- Work to be completed: Copy out each line of the material below with no changes.

(Dataset entries)
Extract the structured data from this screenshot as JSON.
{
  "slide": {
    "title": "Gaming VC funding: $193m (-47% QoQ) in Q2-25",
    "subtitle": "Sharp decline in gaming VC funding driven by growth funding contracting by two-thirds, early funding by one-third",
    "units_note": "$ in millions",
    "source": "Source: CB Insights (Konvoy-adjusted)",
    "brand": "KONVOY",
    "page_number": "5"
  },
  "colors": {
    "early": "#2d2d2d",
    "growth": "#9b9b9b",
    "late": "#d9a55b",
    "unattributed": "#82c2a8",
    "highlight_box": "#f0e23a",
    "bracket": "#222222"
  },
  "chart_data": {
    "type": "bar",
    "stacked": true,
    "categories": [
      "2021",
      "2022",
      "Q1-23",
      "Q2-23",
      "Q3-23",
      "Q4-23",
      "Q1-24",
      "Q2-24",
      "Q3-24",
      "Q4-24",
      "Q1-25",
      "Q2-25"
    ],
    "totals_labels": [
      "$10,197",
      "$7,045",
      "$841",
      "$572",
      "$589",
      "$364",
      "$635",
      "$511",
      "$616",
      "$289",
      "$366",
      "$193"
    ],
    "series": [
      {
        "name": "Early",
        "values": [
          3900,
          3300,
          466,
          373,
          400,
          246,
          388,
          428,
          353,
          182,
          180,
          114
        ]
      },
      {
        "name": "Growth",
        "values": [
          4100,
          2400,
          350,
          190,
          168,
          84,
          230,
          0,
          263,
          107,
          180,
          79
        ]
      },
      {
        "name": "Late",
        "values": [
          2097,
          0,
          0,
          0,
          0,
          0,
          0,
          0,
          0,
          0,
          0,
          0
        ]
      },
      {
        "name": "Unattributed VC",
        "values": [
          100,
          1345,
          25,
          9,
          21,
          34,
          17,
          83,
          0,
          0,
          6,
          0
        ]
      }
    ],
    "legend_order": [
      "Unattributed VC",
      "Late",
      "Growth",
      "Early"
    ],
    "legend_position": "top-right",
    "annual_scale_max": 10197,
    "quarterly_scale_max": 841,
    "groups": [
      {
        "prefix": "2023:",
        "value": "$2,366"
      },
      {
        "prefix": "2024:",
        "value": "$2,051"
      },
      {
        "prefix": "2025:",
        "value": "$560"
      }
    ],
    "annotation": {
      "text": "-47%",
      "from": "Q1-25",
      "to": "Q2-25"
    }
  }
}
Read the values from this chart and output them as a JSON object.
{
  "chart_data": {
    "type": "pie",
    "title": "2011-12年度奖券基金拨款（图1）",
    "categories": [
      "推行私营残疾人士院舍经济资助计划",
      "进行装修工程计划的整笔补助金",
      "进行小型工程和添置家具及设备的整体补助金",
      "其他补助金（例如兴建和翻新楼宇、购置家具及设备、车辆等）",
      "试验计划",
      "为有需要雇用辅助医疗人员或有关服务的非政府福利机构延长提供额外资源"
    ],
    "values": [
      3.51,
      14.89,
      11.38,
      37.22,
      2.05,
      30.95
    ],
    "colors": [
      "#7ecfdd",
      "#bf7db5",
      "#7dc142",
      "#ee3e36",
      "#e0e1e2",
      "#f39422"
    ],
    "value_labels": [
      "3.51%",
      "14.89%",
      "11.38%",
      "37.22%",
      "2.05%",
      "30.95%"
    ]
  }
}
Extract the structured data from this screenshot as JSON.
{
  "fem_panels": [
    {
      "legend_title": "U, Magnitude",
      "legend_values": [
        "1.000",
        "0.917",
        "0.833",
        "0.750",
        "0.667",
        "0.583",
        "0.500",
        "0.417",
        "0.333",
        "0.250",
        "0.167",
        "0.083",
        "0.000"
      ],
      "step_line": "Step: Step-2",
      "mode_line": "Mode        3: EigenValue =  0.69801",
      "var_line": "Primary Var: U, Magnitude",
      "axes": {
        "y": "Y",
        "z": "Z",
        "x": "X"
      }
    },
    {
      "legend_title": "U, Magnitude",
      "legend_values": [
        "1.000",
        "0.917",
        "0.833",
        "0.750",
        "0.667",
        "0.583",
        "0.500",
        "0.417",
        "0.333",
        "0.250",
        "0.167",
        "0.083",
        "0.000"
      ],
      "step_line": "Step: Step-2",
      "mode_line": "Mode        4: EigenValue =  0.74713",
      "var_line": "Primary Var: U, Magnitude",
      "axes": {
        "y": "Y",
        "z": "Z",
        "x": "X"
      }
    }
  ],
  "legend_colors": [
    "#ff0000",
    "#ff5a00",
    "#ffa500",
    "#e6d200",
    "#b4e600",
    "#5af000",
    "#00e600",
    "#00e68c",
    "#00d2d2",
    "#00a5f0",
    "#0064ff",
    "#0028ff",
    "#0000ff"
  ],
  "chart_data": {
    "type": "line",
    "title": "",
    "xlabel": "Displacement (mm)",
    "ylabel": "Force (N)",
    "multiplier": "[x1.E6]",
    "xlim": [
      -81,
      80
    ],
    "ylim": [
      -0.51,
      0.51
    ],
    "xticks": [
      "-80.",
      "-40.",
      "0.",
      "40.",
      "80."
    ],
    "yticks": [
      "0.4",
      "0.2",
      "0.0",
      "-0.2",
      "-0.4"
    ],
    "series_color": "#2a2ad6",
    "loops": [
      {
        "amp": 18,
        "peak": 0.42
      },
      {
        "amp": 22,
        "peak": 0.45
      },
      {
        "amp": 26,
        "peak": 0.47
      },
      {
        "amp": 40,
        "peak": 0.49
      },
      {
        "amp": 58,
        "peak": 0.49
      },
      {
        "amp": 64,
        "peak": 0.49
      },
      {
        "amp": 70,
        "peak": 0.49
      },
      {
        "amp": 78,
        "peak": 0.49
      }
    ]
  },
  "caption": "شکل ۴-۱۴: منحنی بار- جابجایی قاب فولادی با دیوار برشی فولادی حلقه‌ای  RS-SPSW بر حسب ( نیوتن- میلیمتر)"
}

- Output of the task:
Extract the structured data from this screenshot as JSON.
{
  "slide": {
    "title": "Gaming VC funding: $193m (-47% QoQ) in Q2-25",
    "subtitle": "Sharp decline in gaming VC funding driven by growth funding contracting by two-thirds, early funding by one-third",
    "units_note": "$ in millions",
    "source": "Source: CB Insights (Konvoy-adjusted)",
    "brand": "KONVOY",
    "page_number": "5"
  },
  "colors": {
    "early": "#2d2d2d",
    "growth": "#9b9b9b",
    "late": "#d9a55b",
    "unattributed": "#82c2a8",
    "highlight_box": "#f0e23a",
    "bracket": "#222222"
  },
  "chart_data": {
    "type": "bar",
    "stacked": true,
    "categories": [
      "2021",
      "2022",
      "Q1-23",
      "Q2-23",
      "Q3-23",
      "Q4-23",
      "Q1-24",
      "Q2-24",
      "Q3-24",
      "Q4-24",
      "Q1-25",
      "Q2-25"
    ],
    "totals_labels": [
      "$10,197",
      "$7,045",
      "$841",
      "$572",
      "$589",
      "$364",
      "$635",
      "$511",
      "$616",
      "$289",
      "$366",
      "$193"
    ],
    "series": [
      {
        "name": "Early",
        "values": [
          3900,
          3300,
          466,
          373,
          400,
          246,
          388,
          428,
          353,
          182,
          180,
          114
        ]
      },
      {
        "name": "Growth",
        "values": [
          4100,
          2400,
          350,
          190,
          168,
          84,
          230,
          0,
          263,
          107,
          180,
          79
        ]
      },
      {
        "name": "Late",
        "values": [
          2097,
          0,
          0,
          0,
          0,
          0,
          0,
          0,
          0,
          0,
          0,
          0
        ]
      },
      {
        "name": "Unattributed VC",
        "values": [
          100,
          1345,
          25,
          9,
          21,
          34,
          17,
          83,
          0,
          0,
          6,
          0
        ]
      }
    ],
    "legend_order": [
      "Unattributed VC",
      "Late",
      "Growth",
      "Early"
    ],
    "legend_position": "top-right",
    "annual_scale_max": 10197,
    "quarterly_scale_max": 841,
    "groups": [
      {
        "prefix": "2023:",
        "value": "$2,366"
      },
      {
        "prefix": "2024:",
        "value": "$2,051"
      },
      {
        "prefix": "2025:",
        "value": "$560"
      }
    ],
    "annotation": {
      "text": "-47%",
      "from": "Q1-25",
      "to": "Q2-25"
    }
  }
}
Read the values from this chart and output them as a JSON object.
{
  "chart_data": {
    "type": "pie",
    "title": "2011-12年度奖券基金拨款（图1）",
    "categories": [
      "推行私营残疾人士院舍经济资助计划",
      "进行装修工程计划的整笔补助金",
      "进行小型工程和添置家具及设备的整体补助金",
      "其他补助金（例如兴建和翻新楼宇、购置家具及设备、车辆等）",
      "试验计划",
      "为有需要雇用辅助医疗人员或有关服务的非政府福利机构延长提供额外资源"
    ],
    "values": [
      3.51,
      14.89,
      11.38,
      37.22,
      2.05,
      30.95
    ],
    "colors": [
      "#7ecfdd",
      "#bf7db5",
      "#7dc142",
      "#ee3e36",
      "#e0e1e2",
      "#f39422"
    ],
    "value_labels": [
      "3.51%",
      "14.89%",
      "11.38%",
      "37.22%",
      "2.05%",
      "30.95%"
    ]
  }
}
Extract the structured data from this screenshot as JSON.
{
  "fem_panels": [
    {
      "legend_title": "U, Magnitude",
      "legend_values": [
        "1.000",
        "0.917",
        "0.833",
        "0.750",
        "0.667",
        "0.583",
        "0.500",
        "0.417",
        "0.333",
        "0.250",
        "0.167",
        "0.083",
        "0.000"
      ],
      "step_line": "Step: Step-2",
      "mode_line": "Mode        3: EigenValue =  0.69801",
      "var_line": "Primary Var: U, Magnitude",
      "axes": {
        "y": "Y",
        "z": "Z",
        "x": "X"
      }
    },
    {
      "legend_title": "U, Magnitude",
      "legend_values": [
        "1.000",
        "0.917",
        "0.833",
        "0.750",
        "0.667",
        "0.583",
        "0.500",
        "0.417",
        "0.333",
        "0.250",
        "0.167",
        "0.083",
        "0.000"
      ],
      "step_line": "Step: Step-2",
      "mode_line": "Mode        4: EigenValue =  0.74713",
      "var_line": "Primary Var: U, Magnitude",
      "axes": {
        "y": "Y",
        "z": "Z",
        "x": "X"
      }
    }
  ],
  "legend_colors": [
    "#ff0000",
    "#ff5a00",
    "#ffa500",
    "#e6d200",
    "#b4e600",
    "#5af000",
    "#00e600",
    "#00e68c",
    "#00d2d2",
    "#00a5f0",
    "#0064ff",
    "#0028ff",
    "#0000ff"
  ],
  "chart_data": {
    "type": "line",
    "title": "",
    "xlabel": "Displacement (mm)",
    "ylabel": "Force (N)",
    "multiplier": "[x1.E6]",
    "xlim": [
      -81,
      80
    ],
    "ylim": [
      -0.51,
      0.51
    ],
    "xticks": [
      "-80.",
      "-40.",
      "0.",
      "40.",
      "80."
    ],
    "yticks": [
      "0.4",
      "0.2",
      "0.0",
      "-0.2",
      "-0.4"
    ],
    "series_color": "#2a2ad6",
    "loops": [
      {
        "amp": 18,
        "peak": 0.42
      },
      {
        "amp": 22,
        "peak": 0.45
      },
      {
        "amp": 26,
        "peak": 0.47
      },
      {
        "amp": 40,
        "peak": 0.49
      },
      {
        "amp": 58,
        "peak": 0.49
      },
      {
        "amp": 64,
        "peak": 0.49
      },
      {
        "amp": 70,
        "peak": 0.49
      },
      {
        "amp": 78,
        "peak": 0.49
      }
    ]
  },
  "caption": "شکل ۴-۱۴: منحنی بار- جابجایی قاب فولادی با دیوار برشی فولادی حلقه‌ای  RS-SPSW بر حسب ( نیوتن- میلیمتر)"
}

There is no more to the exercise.